#### Given instruction:
Skip all pictures, then print the remaining material exactly.

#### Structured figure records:
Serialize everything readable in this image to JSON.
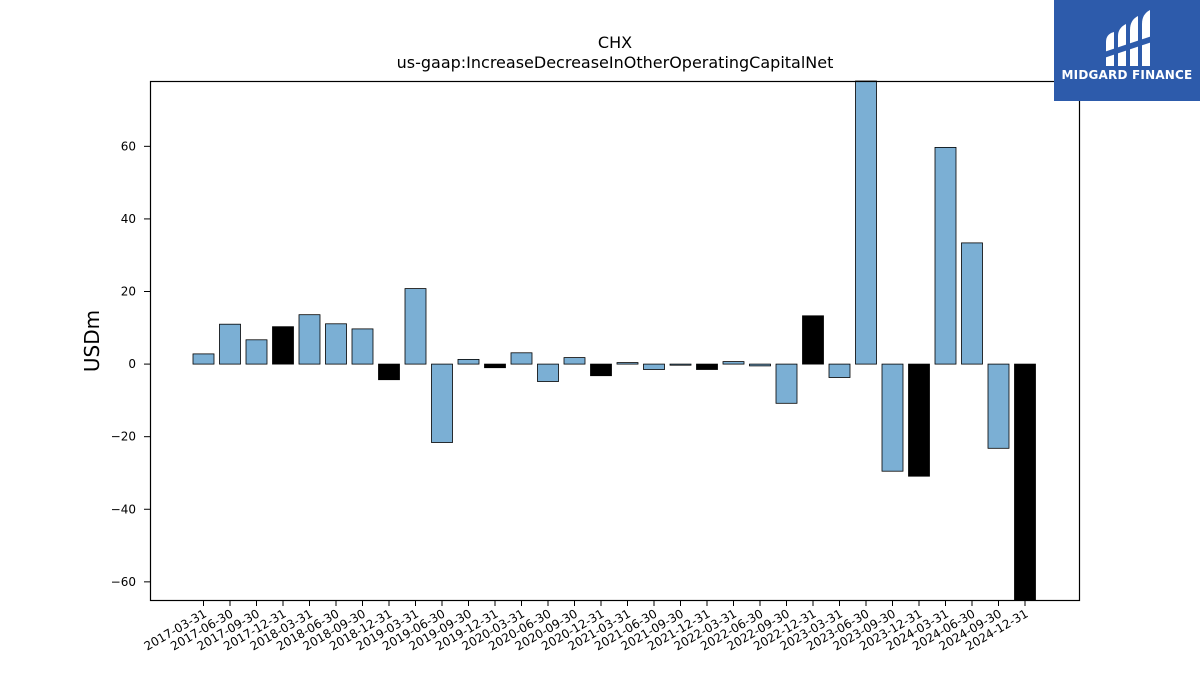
{
  "colors": {
    "positive_bar": "#7bafd4",
    "highlight_bar": "#000000",
    "logo_bg": "#2d5bab"
  },
  "logo": {
    "icon": "midgard-mark-icon",
    "text": "MIDGARD FINANCE"
  },
  "chart_data": {
    "type": "bar",
    "title": "CHX",
    "subtitle": "us-gaap:IncreaseDecreaseInOtherOperatingCapitalNet",
    "ylabel": "USDm",
    "xlabel": "",
    "ylim": [
      -65,
      78
    ],
    "yticks": [
      -60,
      -40,
      -20,
      0,
      20,
      40,
      60
    ],
    "grid": false,
    "categories": [
      "2017-03-31",
      "2017-06-30",
      "2017-09-30",
      "2017-12-31",
      "2018-03-31",
      "2018-06-30",
      "2018-09-30",
      "2018-12-31",
      "2019-03-31",
      "2019-06-30",
      "2019-09-30",
      "2019-12-31",
      "2020-03-31",
      "2020-06-30",
      "2020-09-30",
      "2020-12-31",
      "2021-03-31",
      "2021-06-30",
      "2021-09-30",
      "2021-12-31",
      "2022-03-31",
      "2022-06-30",
      "2022-09-30",
      "2022-12-31",
      "2023-03-31",
      "2023-06-30",
      "2023-09-30",
      "2023-12-31",
      "2024-03-31",
      "2024-06-30",
      "2024-09-30",
      "2024-12-31"
    ],
    "values": [
      2.8,
      11.0,
      6.7,
      10.3,
      13.6,
      11.1,
      9.7,
      -4.3,
      20.8,
      -21.6,
      1.3,
      -1.0,
      3.1,
      -4.8,
      1.8,
      -3.2,
      0.4,
      -1.5,
      -0.3,
      -1.5,
      0.7,
      -0.5,
      -10.8,
      13.3,
      -3.7,
      78.0,
      -29.5,
      -30.9,
      59.7,
      33.4,
      -23.2,
      -65.0
    ],
    "highlight": [
      false,
      false,
      false,
      true,
      false,
      false,
      false,
      true,
      false,
      false,
      false,
      true,
      false,
      false,
      false,
      true,
      false,
      false,
      false,
      true,
      false,
      false,
      false,
      true,
      false,
      false,
      false,
      true,
      false,
      false,
      false,
      true
    ]
  }
}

#### Complete response:
Serialize everything readable in this image to JSON.
{
  "colors": {
    "positive_bar": "#7bafd4",
    "highlight_bar": "#000000",
    "logo_bg": "#2d5bab"
  },
  "logo": {
    "icon": "midgard-mark-icon",
    "text": "MIDGARD FINANCE"
  },
  "chart_data": {
    "type": "bar",
    "title": "CHX",
    "subtitle": "us-gaap:IncreaseDecreaseInOtherOperatingCapitalNet",
    "ylabel": "USDm",
    "xlabel": "",
    "ylim": [
      -65,
      78
    ],
    "yticks": [
      -60,
      -40,
      -20,
      0,
      20,
      40,
      60
    ],
    "grid": false,
    "categories": [
      "2017-03-31",
      "2017-06-30",
      "2017-09-30",
      "2017-12-31",
      "2018-03-31",
      "2018-06-30",
      "2018-09-30",
      "2018-12-31",
      "2019-03-31",
      "2019-06-30",
      "2019-09-30",
      "2019-12-31",
      "2020-03-31",
      "2020-06-30",
      "2020-09-30",
      "2020-12-31",
      "2021-03-31",
      "2021-06-30",
      "2021-09-30",
      "2021-12-31",
      "2022-03-31",
      "2022-06-30",
      "2022-09-30",
      "2022-12-31",
      "2023-03-31",
      "2023-06-30",
      "2023-09-30",
      "2023-12-31",
      "2024-03-31",
      "2024-06-30",
      "2024-09-30",
      "2024-12-31"
    ],
    "values": [
      2.8,
      11.0,
      6.7,
      10.3,
      13.6,
      11.1,
      9.7,
      -4.3,
      20.8,
      -21.6,
      1.3,
      -1.0,
      3.1,
      -4.8,
      1.8,
      -3.2,
      0.4,
      -1.5,
      -0.3,
      -1.5,
      0.7,
      -0.5,
      -10.8,
      13.3,
      -3.7,
      78.0,
      -29.5,
      -30.9,
      59.7,
      33.4,
      -23.2,
      -65.0
    ],
    "highlight": [
      false,
      false,
      false,
      true,
      false,
      false,
      false,
      true,
      false,
      false,
      false,
      true,
      false,
      false,
      false,
      true,
      false,
      false,
      false,
      true,
      false,
      false,
      false,
      true,
      false,
      false,
      false,
      true,
      false,
      false,
      false,
      true
    ]
  }
}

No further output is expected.